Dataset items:
★ ★ ★ ★ ★
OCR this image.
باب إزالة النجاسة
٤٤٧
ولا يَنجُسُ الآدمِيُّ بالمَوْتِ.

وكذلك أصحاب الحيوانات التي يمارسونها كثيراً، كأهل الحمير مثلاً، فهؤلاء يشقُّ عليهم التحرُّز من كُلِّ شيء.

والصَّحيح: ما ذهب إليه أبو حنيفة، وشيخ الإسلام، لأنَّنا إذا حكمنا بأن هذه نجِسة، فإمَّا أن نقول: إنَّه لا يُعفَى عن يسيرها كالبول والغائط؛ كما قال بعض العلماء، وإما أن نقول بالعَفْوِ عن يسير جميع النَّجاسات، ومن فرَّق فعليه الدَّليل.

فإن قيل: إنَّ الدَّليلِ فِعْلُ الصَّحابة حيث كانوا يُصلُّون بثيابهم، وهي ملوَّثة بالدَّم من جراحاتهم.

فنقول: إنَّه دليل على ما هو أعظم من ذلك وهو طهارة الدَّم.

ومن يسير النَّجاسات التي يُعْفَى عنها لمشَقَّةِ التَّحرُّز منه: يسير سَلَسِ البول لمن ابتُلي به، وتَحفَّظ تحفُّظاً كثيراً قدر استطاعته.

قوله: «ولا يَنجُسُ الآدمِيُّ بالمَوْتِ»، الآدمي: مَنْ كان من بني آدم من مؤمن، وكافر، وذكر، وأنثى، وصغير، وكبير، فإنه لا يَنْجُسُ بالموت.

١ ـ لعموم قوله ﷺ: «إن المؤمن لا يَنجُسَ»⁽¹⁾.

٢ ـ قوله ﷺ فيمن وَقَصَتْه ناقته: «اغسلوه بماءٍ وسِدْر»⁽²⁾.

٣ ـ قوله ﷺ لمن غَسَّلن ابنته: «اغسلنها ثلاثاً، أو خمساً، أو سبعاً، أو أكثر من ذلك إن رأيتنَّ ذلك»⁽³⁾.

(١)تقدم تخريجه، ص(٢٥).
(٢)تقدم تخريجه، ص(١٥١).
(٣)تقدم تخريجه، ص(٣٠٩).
★ ★ ★ ★ ★
Gather all lines from the listing above in which "جاسات" occurs.

والصَّحيح: ما ذهب إليه أبو حنيفة، وشيخ الإسلام، لأنَّنا إذا حكمنا بأن هذه نجِسة، فإمَّا أن نقول: إنَّه لا يُعفَى عن يسيرها كالبول والغائط؛ كما قال بعض العلماء، وإما أن نقول بالعَفْوِ عن يسير جميع النَّجاسات، ومن فرَّق فعليه الدَّليل.
ومن يسير النَّجاسات التي يُعْفَى عنها لمشَقَّةِ التَّحرُّز منه: يسير سَلَسِ البول لمن ابتُلي به، وتَحفَّظ تحفُّظاً كثيراً قدر استطاعته.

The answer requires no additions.